» **SET PROBLEM**:
Render every entry verbatim.
━━━━━━━━━━
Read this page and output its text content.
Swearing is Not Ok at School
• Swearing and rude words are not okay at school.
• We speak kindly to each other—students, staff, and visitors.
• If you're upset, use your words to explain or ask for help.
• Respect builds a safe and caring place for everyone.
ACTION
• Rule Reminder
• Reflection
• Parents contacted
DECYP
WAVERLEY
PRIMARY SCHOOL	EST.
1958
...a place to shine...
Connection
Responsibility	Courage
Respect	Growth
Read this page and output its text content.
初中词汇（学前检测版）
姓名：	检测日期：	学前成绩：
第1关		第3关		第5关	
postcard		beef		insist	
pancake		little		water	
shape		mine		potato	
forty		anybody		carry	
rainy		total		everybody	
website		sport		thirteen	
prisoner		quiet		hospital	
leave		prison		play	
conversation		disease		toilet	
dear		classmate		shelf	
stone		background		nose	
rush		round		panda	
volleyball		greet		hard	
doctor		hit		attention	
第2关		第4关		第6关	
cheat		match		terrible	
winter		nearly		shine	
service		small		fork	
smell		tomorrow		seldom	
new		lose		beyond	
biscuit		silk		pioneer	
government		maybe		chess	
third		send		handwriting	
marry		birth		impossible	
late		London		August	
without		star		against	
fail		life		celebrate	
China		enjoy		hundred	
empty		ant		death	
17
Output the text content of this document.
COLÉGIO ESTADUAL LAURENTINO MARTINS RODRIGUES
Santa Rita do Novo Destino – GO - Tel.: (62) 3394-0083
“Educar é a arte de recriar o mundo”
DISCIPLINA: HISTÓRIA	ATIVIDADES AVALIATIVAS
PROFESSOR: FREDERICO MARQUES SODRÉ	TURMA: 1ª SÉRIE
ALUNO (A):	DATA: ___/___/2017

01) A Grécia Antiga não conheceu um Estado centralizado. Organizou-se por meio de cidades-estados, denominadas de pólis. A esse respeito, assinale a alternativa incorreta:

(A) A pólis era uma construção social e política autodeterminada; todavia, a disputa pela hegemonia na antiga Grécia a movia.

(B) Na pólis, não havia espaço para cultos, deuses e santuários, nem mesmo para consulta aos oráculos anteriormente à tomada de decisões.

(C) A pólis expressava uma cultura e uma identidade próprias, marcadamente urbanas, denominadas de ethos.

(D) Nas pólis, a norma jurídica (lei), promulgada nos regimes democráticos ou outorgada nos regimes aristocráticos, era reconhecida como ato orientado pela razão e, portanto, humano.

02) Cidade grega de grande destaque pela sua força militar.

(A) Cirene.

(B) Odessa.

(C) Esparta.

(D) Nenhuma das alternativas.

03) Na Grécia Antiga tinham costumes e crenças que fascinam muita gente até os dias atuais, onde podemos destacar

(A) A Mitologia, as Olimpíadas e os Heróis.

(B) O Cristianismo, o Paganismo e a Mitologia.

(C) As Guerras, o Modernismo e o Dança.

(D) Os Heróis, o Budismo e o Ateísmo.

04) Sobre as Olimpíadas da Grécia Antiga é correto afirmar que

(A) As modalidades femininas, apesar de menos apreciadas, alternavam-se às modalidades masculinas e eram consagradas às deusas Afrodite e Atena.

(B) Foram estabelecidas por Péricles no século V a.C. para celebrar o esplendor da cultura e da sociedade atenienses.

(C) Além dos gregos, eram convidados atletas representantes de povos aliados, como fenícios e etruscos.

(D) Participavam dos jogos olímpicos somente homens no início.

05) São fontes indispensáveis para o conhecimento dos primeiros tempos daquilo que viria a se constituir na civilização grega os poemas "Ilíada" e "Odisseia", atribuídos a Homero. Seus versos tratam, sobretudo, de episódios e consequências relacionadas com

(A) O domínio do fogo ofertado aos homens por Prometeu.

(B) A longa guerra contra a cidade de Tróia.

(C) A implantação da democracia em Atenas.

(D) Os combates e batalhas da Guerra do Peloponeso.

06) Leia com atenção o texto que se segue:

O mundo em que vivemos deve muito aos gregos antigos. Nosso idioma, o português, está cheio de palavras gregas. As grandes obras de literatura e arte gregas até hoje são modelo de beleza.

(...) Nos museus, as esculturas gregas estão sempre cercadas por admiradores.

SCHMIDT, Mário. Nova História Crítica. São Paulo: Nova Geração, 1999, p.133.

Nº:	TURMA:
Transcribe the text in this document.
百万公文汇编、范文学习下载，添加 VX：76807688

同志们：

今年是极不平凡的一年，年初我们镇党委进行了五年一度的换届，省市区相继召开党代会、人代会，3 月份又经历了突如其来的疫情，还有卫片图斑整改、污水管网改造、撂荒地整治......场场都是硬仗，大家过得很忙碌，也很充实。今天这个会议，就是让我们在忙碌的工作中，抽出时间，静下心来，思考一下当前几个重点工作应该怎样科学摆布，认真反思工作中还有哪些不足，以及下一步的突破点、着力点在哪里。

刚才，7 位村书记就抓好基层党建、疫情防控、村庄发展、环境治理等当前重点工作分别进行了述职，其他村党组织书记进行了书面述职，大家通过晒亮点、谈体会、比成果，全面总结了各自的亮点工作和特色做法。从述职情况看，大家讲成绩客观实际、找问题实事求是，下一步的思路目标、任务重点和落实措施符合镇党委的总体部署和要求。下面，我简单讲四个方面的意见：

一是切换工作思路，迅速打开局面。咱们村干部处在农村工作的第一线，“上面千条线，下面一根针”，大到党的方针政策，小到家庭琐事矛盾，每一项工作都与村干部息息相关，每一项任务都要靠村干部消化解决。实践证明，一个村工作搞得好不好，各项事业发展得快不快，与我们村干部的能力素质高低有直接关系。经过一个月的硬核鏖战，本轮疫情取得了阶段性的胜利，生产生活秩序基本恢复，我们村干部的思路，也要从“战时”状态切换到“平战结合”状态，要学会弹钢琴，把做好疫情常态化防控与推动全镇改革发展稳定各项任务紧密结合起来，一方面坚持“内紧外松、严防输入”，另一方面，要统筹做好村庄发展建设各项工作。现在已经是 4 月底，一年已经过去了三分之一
━━━━━━━━━━
» **RESULT OF THE TASK**:
Read this page and output its text content.
Swearing is Not Ok at School
• Swearing and rude words are not okay at school.
• We speak kindly to each other—students, staff, and visitors.
• If you're upset, use your words to explain or ask for help.
• Respect builds a safe and caring place for everyone.
ACTION
• Rule Reminder
• Reflection
• Parents contacted
DECYP
WAVERLEY
PRIMARY SCHOOL	EST.
1958
...a place to shine...
Connection
Responsibility	Courage
Respect	Growth
Read this page and output its text content.
初中词汇（学前检测版）
姓名：	检测日期：	学前成绩：
第1关		第3关		第5关	
postcard		beef		insist	
pancake		little		water	
shape		mine		potato	
forty		anybody		carry	
rainy		total		everybody	
website		sport		thirteen	
prisoner		quiet		hospital	
leave		prison		play	
conversation		disease		toilet	
dear		classmate		shelf	
stone		background		nose	
rush		round		panda	
volleyball		greet		hard	
doctor		hit		attention	
第2关		第4关		第6关	
cheat		match		terrible	
winter		nearly		shine	
service		small		fork	
smell		tomorrow		seldom	
new		lose		beyond	
biscuit		silk		pioneer	
government		maybe		chess	
third		send		handwriting	
marry		birth		impossible	
late		London		August	
without		star		against	
fail		life		celebrate	
China		enjoy		hundred	
empty		ant		death	
17
Output the text content of this document.
COLÉGIO ESTADUAL LAURENTINO MARTINS RODRIGUES
Santa Rita do Novo Destino – GO - Tel.: (62) 3394-0083
“Educar é a arte de recriar o mundo”
DISCIPLINA: HISTÓRIA	ATIVIDADES AVALIATIVAS
PROFESSOR: FREDERICO MARQUES SODRÉ	TURMA: 1ª SÉRIE
ALUNO (A):	DATA: ___/___/2017

01) A Grécia Antiga não conheceu um Estado centralizado. Organizou-se por meio de cidades-estados, denominadas de pólis. A esse respeito, assinale a alternativa incorreta:

(A) A pólis era uma construção social e política autodeterminada; todavia, a disputa pela hegemonia na antiga Grécia a movia.

(B) Na pólis, não havia espaço para cultos, deuses e santuários, nem mesmo para consulta aos oráculos anteriormente à tomada de decisões.

(C) A pólis expressava uma cultura e uma identidade próprias, marcadamente urbanas, denominadas de ethos.

(D) Nas pólis, a norma jurídica (lei), promulgada nos regimes democráticos ou outorgada nos regimes aristocráticos, era reconhecida como ato orientado pela razão e, portanto, humano.

02) Cidade grega de grande destaque pela sua força militar.

(A) Cirene.

(B) Odessa.

(C) Esparta.

(D) Nenhuma das alternativas.

03) Na Grécia Antiga tinham costumes e crenças que fascinam muita gente até os dias atuais, onde podemos destacar

(A) A Mitologia, as Olimpíadas e os Heróis.

(B) O Cristianismo, o Paganismo e a Mitologia.

(C) As Guerras, o Modernismo e o Dança.

(D) Os Heróis, o Budismo e o Ateísmo.

04) Sobre as Olimpíadas da Grécia Antiga é correto afirmar que

(A) As modalidades femininas, apesar de menos apreciadas, alternavam-se às modalidades masculinas e eram consagradas às deusas Afrodite e Atena.

(B) Foram estabelecidas por Péricles no século V a.C. para celebrar o esplendor da cultura e da sociedade atenienses.

(C) Além dos gregos, eram convidados atletas representantes de povos aliados, como fenícios e etruscos.

(D) Participavam dos jogos olímpicos somente homens no início.

05) São fontes indispensáveis para o conhecimento dos primeiros tempos daquilo que viria a se constituir na civilização grega os poemas "Ilíada" e "Odisseia", atribuídos a Homero. Seus versos tratam, sobretudo, de episódios e consequências relacionadas com

(A) O domínio do fogo ofertado aos homens por Prometeu.

(B) A longa guerra contra a cidade de Tróia.

(C) A implantação da democracia em Atenas.

(D) Os combates e batalhas da Guerra do Peloponeso.

06) Leia com atenção o texto que se segue:

O mundo em que vivemos deve muito aos gregos antigos. Nosso idioma, o português, está cheio de palavras gregas. As grandes obras de literatura e arte gregas até hoje são modelo de beleza.

(...) Nos museus, as esculturas gregas estão sempre cercadas por admiradores.

SCHMIDT, Mário. Nova História Crítica. São Paulo: Nova Geração, 1999, p.133.

Nº:	TURMA:
Transcribe the text in this document.
百万公文汇编、范文学习下载，添加 VX：76807688

同志们：

今年是极不平凡的一年，年初我们镇党委进行了五年一度的换届，省市区相继召开党代会、人代会，3 月份又经历了突如其来的疫情，还有卫片图斑整改、污水管网改造、撂荒地整治......场场都是硬仗，大家过得很忙碌，也很充实。今天这个会议，就是让我们在忙碌的工作中，抽出时间，静下心来，思考一下当前几个重点工作应该怎样科学摆布，认真反思工作中还有哪些不足，以及下一步的突破点、着力点在哪里。

刚才，7 位村书记就抓好基层党建、疫情防控、村庄发展、环境治理等当前重点工作分别进行了述职，其他村党组织书记进行了书面述职，大家通过晒亮点、谈体会、比成果，全面总结了各自的亮点工作和特色做法。从述职情况看，大家讲成绩客观实际、找问题实事求是，下一步的思路目标、任务重点和落实措施符合镇党委的总体部署和要求。下面，我简单讲四个方面的意见：

一是切换工作思路，迅速打开局面。咱们村干部处在农村工作的第一线，“上面千条线，下面一根针”，大到党的方针政策，小到家庭琐事矛盾，每一项工作都与村干部息息相关，每一项任务都要靠村干部消化解决。实践证明，一个村工作搞得好不好，各项事业发展得快不快，与我们村干部的能力素质高低有直接关系。经过一个月的硬核鏖战，本轮疫情取得了阶段性的胜利，生产生活秩序基本恢复，我们村干部的思路，也要从“战时”状态切换到“平战结合”状态，要学会弹钢琴，把做好疫情常态化防控与推动全镇改革发展稳定各项任务紧密结合起来，一方面坚持“内紧外松、严防输入”，另一方面，要统筹做好村庄发展建设各项工作。现在已经是 4 月底，一年已经过去了三分之一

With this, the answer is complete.